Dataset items
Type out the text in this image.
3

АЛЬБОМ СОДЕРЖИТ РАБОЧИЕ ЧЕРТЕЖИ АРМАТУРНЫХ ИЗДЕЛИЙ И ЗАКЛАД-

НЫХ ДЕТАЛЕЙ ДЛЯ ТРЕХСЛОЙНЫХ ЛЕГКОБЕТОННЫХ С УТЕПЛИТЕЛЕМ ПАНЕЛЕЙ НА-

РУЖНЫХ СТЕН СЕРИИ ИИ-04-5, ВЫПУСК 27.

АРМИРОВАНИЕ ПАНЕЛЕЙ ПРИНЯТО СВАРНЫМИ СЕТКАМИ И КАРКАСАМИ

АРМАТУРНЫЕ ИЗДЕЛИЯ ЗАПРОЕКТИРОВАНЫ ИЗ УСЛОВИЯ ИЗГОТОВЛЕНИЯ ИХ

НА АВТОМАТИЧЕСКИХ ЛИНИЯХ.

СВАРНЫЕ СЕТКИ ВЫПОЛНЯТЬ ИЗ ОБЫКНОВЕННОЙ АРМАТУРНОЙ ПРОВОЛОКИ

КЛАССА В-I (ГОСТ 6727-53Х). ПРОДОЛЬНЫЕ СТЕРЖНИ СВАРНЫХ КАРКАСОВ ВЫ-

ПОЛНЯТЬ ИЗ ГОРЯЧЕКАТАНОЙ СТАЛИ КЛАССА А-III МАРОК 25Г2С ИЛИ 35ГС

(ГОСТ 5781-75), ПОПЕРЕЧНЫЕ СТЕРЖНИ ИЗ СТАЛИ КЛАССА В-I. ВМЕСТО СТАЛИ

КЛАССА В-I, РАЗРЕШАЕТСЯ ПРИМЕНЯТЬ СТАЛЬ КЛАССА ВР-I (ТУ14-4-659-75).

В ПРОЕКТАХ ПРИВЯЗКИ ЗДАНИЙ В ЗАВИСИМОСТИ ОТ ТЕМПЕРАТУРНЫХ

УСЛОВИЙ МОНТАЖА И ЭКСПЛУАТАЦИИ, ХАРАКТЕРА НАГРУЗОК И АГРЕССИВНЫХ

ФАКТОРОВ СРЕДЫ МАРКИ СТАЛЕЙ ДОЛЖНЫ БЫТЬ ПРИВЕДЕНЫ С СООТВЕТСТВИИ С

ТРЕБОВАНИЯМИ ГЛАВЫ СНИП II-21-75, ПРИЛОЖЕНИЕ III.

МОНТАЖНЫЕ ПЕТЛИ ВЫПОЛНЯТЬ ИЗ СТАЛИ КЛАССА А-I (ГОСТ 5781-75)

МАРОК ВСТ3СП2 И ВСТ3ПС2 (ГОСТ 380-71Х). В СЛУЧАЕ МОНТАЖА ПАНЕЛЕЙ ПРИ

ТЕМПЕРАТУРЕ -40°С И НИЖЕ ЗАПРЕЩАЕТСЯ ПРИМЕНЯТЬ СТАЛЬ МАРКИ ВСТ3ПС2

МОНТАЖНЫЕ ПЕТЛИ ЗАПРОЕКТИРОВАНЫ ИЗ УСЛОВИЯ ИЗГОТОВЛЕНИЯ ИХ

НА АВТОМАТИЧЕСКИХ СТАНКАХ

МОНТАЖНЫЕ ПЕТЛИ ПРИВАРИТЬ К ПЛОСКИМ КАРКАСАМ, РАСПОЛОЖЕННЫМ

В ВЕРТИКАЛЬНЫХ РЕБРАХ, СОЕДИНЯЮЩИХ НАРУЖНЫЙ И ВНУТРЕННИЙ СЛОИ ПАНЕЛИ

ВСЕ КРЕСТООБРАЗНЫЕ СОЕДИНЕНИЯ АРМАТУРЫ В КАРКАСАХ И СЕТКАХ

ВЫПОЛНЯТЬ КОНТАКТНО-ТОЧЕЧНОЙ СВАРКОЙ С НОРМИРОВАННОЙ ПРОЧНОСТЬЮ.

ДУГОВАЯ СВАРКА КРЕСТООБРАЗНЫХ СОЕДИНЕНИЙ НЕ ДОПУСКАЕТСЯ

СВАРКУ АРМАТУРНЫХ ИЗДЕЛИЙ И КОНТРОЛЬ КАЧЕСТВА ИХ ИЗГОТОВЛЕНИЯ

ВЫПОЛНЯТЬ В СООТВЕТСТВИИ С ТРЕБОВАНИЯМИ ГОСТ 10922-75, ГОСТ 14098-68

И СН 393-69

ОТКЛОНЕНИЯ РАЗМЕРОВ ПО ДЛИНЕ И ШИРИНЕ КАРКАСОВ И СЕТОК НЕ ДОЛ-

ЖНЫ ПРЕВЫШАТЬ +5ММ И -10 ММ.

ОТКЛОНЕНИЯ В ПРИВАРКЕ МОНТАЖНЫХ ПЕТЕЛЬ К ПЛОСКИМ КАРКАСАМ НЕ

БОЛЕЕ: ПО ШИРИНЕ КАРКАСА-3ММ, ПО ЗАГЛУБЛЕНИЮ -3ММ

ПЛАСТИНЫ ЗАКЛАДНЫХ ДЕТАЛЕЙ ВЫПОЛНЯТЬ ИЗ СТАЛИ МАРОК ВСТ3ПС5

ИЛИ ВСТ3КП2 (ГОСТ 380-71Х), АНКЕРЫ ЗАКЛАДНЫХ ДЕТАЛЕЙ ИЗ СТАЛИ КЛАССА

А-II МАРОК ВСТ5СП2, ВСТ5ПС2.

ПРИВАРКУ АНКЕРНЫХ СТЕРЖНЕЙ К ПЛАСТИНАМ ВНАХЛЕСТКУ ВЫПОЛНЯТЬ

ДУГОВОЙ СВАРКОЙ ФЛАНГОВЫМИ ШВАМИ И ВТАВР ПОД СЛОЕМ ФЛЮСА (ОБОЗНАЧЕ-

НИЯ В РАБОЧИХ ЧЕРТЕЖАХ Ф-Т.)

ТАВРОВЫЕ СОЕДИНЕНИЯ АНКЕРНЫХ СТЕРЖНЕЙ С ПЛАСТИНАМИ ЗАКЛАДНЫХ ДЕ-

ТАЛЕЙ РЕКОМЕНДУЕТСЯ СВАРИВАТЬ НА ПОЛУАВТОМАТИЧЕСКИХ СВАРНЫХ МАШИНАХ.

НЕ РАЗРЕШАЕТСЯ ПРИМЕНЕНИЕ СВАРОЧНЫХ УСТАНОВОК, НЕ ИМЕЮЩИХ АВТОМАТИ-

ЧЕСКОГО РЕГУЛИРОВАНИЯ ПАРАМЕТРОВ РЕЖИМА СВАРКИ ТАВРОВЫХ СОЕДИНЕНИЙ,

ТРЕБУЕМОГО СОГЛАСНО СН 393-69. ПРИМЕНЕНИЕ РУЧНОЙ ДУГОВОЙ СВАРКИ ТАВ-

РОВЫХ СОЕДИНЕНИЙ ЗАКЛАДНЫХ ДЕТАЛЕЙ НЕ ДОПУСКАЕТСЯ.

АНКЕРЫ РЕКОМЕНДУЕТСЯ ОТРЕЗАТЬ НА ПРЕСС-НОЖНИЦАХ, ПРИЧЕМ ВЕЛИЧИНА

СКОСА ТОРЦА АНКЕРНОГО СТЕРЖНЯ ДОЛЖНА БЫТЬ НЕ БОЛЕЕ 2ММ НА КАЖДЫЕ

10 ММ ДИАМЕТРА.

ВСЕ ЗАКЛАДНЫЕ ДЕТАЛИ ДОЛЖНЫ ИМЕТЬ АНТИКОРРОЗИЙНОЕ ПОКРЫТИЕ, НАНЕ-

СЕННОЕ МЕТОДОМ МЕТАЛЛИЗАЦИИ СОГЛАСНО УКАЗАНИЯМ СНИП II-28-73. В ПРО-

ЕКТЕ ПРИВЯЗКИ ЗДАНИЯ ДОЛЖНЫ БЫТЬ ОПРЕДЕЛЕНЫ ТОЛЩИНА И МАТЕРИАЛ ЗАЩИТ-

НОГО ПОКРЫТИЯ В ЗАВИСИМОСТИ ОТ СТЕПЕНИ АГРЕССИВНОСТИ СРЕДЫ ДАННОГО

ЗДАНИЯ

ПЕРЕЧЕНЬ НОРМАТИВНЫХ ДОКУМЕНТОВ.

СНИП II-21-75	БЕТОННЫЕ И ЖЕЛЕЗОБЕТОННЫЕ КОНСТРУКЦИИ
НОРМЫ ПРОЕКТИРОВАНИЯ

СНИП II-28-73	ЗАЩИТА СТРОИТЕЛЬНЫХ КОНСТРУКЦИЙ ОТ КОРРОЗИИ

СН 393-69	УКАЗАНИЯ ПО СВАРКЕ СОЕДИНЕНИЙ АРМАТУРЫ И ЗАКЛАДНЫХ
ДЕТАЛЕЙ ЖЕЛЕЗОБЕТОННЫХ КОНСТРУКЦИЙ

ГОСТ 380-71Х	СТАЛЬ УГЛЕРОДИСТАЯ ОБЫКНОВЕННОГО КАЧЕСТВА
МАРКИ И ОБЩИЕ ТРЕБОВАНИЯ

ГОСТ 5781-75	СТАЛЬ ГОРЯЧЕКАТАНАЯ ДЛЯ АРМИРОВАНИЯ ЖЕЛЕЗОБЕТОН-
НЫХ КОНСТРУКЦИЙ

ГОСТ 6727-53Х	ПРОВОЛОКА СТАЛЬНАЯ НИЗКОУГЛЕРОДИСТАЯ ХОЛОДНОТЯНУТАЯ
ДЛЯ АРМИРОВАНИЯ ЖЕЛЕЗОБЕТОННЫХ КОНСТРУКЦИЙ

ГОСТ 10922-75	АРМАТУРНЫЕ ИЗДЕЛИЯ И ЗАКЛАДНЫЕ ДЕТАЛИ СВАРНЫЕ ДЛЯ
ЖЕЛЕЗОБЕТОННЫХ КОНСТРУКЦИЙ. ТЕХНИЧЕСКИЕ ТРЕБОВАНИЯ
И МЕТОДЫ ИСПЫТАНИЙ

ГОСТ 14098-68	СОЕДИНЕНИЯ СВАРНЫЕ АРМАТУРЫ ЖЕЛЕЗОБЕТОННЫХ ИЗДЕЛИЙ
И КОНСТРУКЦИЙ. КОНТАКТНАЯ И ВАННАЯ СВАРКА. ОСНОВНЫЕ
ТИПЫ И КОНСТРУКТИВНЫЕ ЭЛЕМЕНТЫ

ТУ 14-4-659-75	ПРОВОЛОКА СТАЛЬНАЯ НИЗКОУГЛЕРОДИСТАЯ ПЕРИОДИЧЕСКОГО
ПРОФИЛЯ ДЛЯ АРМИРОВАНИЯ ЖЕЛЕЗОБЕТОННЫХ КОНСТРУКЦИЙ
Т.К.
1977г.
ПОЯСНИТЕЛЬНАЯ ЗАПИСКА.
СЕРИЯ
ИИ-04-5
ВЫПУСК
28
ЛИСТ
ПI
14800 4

Given task: Search the entries for the word "АНКЕРНЫХ", then list each line that holds it.

Answer to the exercise:
ПРИВАРКУ АНКЕРНЫХ СТЕРЖНЕЙ К ПЛАСТИНАМ ВНАХЛЕСТКУ ВЫПОЛНЯТЬ
ТАВРОВЫЕ СОЕДИНЕНИЯ АНКЕРНЫХ СТЕРЖНЕЙ С ПЛАСТИНАМИ ЗАКЛАДНЫХ ДЕ-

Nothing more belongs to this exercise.